## START Available data

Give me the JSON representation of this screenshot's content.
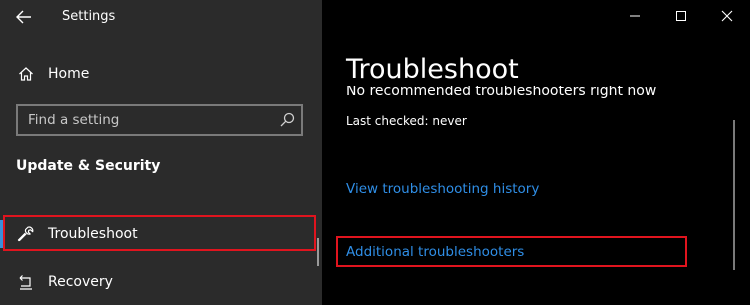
{
  "window": {
    "title": "Settings",
    "controls": {
      "minimize_icon": "minimize-icon",
      "maximize_icon": "maximize-icon",
      "close_icon": "close-icon"
    }
  },
  "sidebar": {
    "back_icon": "back-arrow-icon",
    "home": {
      "label": "Home",
      "icon": "home-icon"
    },
    "search": {
      "placeholder": "Find a setting",
      "value": "",
      "icon": "search-icon"
    },
    "section_heading": "Update & Security",
    "items": [
      {
        "label": "Troubleshoot",
        "icon": "wrench-icon",
        "selected": true
      },
      {
        "label": "Recovery",
        "icon": "recovery-icon",
        "selected": false
      }
    ]
  },
  "main": {
    "title": "Troubleshoot",
    "partially_hidden_text": "No recommended troubleshooters right now",
    "last_checked": "Last checked: never",
    "links": {
      "history": "View troubleshooting history",
      "additional": "Additional troubleshooters"
    }
  },
  "colors": {
    "sidebar_bg": "#2b2b2b",
    "main_bg": "#000000",
    "accent": "#2f8ee6",
    "highlight": "#e0141e"
  }
}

## END Available data

## Task details
Go through the listing above and locate each line that holds the word "icon". Copy those lines.

## Output below
      "minimize_icon": "minimize-icon",
      "maximize_icon": "maximize-icon",
      "close_icon": "close-icon"
    "back_icon": "back-arrow-icon",
      "icon": "home-icon"
      "icon": "search-icon"
        "icon": "wrench-icon",
        "icon": "recovery-icon",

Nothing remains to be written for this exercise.